[Items from a figure collection]
__________________________________________________

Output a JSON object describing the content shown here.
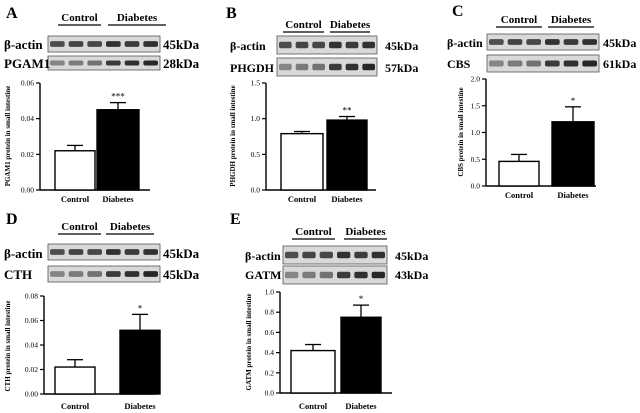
{
  "colors": {
    "control_bar": "#ffffff",
    "diabetes_bar": "#000000",
    "axis": "#000000",
    "blot_bg": "#d9d9d9",
    "band": "#1e1e1e"
  },
  "chart_data": [
    {
      "id": "A",
      "type": "bar",
      "panel_label": "A",
      "group_labels": [
        "Control",
        "Diabetes"
      ],
      "blots": [
        {
          "name": "β-actin",
          "size": "45kDa"
        },
        {
          "name": "PGAM1",
          "size": "28kDa"
        }
      ],
      "categories": [
        "Control",
        "Diabetes"
      ],
      "values": [
        0.022,
        0.045
      ],
      "errors": [
        0.003,
        0.004
      ],
      "significance": [
        "",
        "***"
      ],
      "ylabel": "PGAM1 protein in small intestine",
      "ylim": [
        0,
        0.06
      ],
      "yticks": [
        0.0,
        0.02,
        0.04,
        0.06
      ],
      "ytick_labels": [
        "0.00",
        "0.02",
        "0.04",
        "0.06"
      ]
    },
    {
      "id": "B",
      "type": "bar",
      "panel_label": "B",
      "group_labels": [
        "Control",
        "Diabetes"
      ],
      "blots": [
        {
          "name": "β-actin",
          "size": "45kDa"
        },
        {
          "name": "PHGDH",
          "size": "57kDa"
        }
      ],
      "categories": [
        "Control",
        "Diabetes"
      ],
      "values": [
        0.79,
        0.98
      ],
      "errors": [
        0.03,
        0.05
      ],
      "significance": [
        "",
        "**"
      ],
      "ylabel": "PHGDH protein in small intestine",
      "ylim": [
        0,
        1.5
      ],
      "yticks": [
        0.0,
        0.5,
        1.0,
        1.5
      ],
      "ytick_labels": [
        "0.0",
        "0.5",
        "1.0",
        "1.5"
      ]
    },
    {
      "id": "C",
      "type": "bar",
      "panel_label": "C",
      "group_labels": [
        "Control",
        "Diabetes"
      ],
      "blots": [
        {
          "name": "β-actin",
          "size": "45kDa"
        },
        {
          "name": "CBS",
          "size": "61kDa"
        }
      ],
      "categories": [
        "Control",
        "Diabetes"
      ],
      "values": [
        0.46,
        1.2
      ],
      "errors": [
        0.13,
        0.28
      ],
      "significance": [
        "",
        "*"
      ],
      "ylabel": "CBS protein in small intestine",
      "ylim": [
        0,
        2.0
      ],
      "yticks": [
        0.0,
        0.5,
        1.0,
        1.5,
        2.0
      ],
      "ytick_labels": [
        "0.0",
        "0.5",
        "1.0",
        "1.5",
        "2.0"
      ]
    },
    {
      "id": "D",
      "type": "bar",
      "panel_label": "D",
      "group_labels": [
        "Control",
        "Diabetes"
      ],
      "blots": [
        {
          "name": "β-actin",
          "size": "45kDa"
        },
        {
          "name": "CTH",
          "size": "45kDa"
        }
      ],
      "categories": [
        "Control",
        "Diabetes"
      ],
      "values": [
        0.022,
        0.052
      ],
      "errors": [
        0.006,
        0.013
      ],
      "significance": [
        "",
        "*"
      ],
      "ylabel": "CTH protein in small intestine",
      "ylim": [
        0,
        0.08
      ],
      "yticks": [
        0.0,
        0.02,
        0.04,
        0.06,
        0.08
      ],
      "ytick_labels": [
        "0.00",
        "0.02",
        "0.04",
        "0.06",
        "0.08"
      ]
    },
    {
      "id": "E",
      "type": "bar",
      "panel_label": "E",
      "group_labels": [
        "Control",
        "Diabetes"
      ],
      "blots": [
        {
          "name": "β-actin",
          "size": "45kDa"
        },
        {
          "name": "GATM",
          "size": "43kDa"
        }
      ],
      "categories": [
        "Control",
        "Diabetes"
      ],
      "values": [
        0.42,
        0.75
      ],
      "errors": [
        0.06,
        0.12
      ],
      "significance": [
        "",
        "*"
      ],
      "ylabel": "GATM protein in small intestine",
      "ylim": [
        0,
        1.0
      ],
      "yticks": [
        0.0,
        0.2,
        0.4,
        0.6,
        0.8,
        1.0
      ],
      "ytick_labels": [
        "0.0",
        "0.2",
        "0.4",
        "0.6",
        "0.8",
        "1.0"
      ]
    }
  ]
}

__________________________________________________

**Work item:**
When you retype the records, keep every word exactly as written and exclude the pictures.

**Answer to this problem:**
Output a JSON object describing the content shown here.
{
  "colors": {
    "control_bar": "#ffffff",
    "diabetes_bar": "#000000",
    "axis": "#000000",
    "blot_bg": "#d9d9d9",
    "band": "#1e1e1e"
  },
  "chart_data": [
    {
      "id": "A",
      "type": "bar",
      "panel_label": "A",
      "group_labels": [
        "Control",
        "Diabetes"
      ],
      "blots": [
        {
          "name": "β-actin",
          "size": "45kDa"
        },
        {
          "name": "PGAM1",
          "size": "28kDa"
        }
      ],
      "categories": [
        "Control",
        "Diabetes"
      ],
      "values": [
        0.022,
        0.045
      ],
      "errors": [
        0.003,
        0.004
      ],
      "significance": [
        "",
        "***"
      ],
      "ylabel": "PGAM1 protein in small intestine",
      "ylim": [
        0,
        0.06
      ],
      "yticks": [
        0.0,
        0.02,
        0.04,
        0.06
      ],
      "ytick_labels": [
        "0.00",
        "0.02",
        "0.04",
        "0.06"
      ]
    },
    {
      "id": "B",
      "type": "bar",
      "panel_label": "B",
      "group_labels": [
        "Control",
        "Diabetes"
      ],
      "blots": [
        {
          "name": "β-actin",
          "size": "45kDa"
        },
        {
          "name": "PHGDH",
          "size": "57kDa"
        }
      ],
      "categories": [
        "Control",
        "Diabetes"
      ],
      "values": [
        0.79,
        0.98
      ],
      "errors": [
        0.03,
        0.05
      ],
      "significance": [
        "",
        "**"
      ],
      "ylabel": "PHGDH protein in small intestine",
      "ylim": [
        0,
        1.5
      ],
      "yticks": [
        0.0,
        0.5,
        1.0,
        1.5
      ],
      "ytick_labels": [
        "0.0",
        "0.5",
        "1.0",
        "1.5"
      ]
    },
    {
      "id": "C",
      "type": "bar",
      "panel_label": "C",
      "group_labels": [
        "Control",
        "Diabetes"
      ],
      "blots": [
        {
          "name": "β-actin",
          "size": "45kDa"
        },
        {
          "name": "CBS",
          "size": "61kDa"
        }
      ],
      "categories": [
        "Control",
        "Diabetes"
      ],
      "values": [
        0.46,
        1.2
      ],
      "errors": [
        0.13,
        0.28
      ],
      "significance": [
        "",
        "*"
      ],
      "ylabel": "CBS protein in small intestine",
      "ylim": [
        0,
        2.0
      ],
      "yticks": [
        0.0,
        0.5,
        1.0,
        1.5,
        2.0
      ],
      "ytick_labels": [
        "0.0",
        "0.5",
        "1.0",
        "1.5",
        "2.0"
      ]
    },
    {
      "id": "D",
      "type": "bar",
      "panel_label": "D",
      "group_labels": [
        "Control",
        "Diabetes"
      ],
      "blots": [
        {
          "name": "β-actin",
          "size": "45kDa"
        },
        {
          "name": "CTH",
          "size": "45kDa"
        }
      ],
      "categories": [
        "Control",
        "Diabetes"
      ],
      "values": [
        0.022,
        0.052
      ],
      "errors": [
        0.006,
        0.013
      ],
      "significance": [
        "",
        "*"
      ],
      "ylabel": "CTH protein in small intestine",
      "ylim": [
        0,
        0.08
      ],
      "yticks": [
        0.0,
        0.02,
        0.04,
        0.06,
        0.08
      ],
      "ytick_labels": [
        "0.00",
        "0.02",
        "0.04",
        "0.06",
        "0.08"
      ]
    },
    {
      "id": "E",
      "type": "bar",
      "panel_label": "E",
      "group_labels": [
        "Control",
        "Diabetes"
      ],
      "blots": [
        {
          "name": "β-actin",
          "size": "45kDa"
        },
        {
          "name": "GATM",
          "size": "43kDa"
        }
      ],
      "categories": [
        "Control",
        "Diabetes"
      ],
      "values": [
        0.42,
        0.75
      ],
      "errors": [
        0.06,
        0.12
      ],
      "significance": [
        "",
        "*"
      ],
      "ylabel": "GATM protein in small intestine",
      "ylim": [
        0,
        1.0
      ],
      "yticks": [
        0.0,
        0.2,
        0.4,
        0.6,
        0.8,
        1.0
      ],
      "ytick_labels": [
        "0.0",
        "0.2",
        "0.4",
        "0.6",
        "0.8",
        "1.0"
      ]
    }
  ]
}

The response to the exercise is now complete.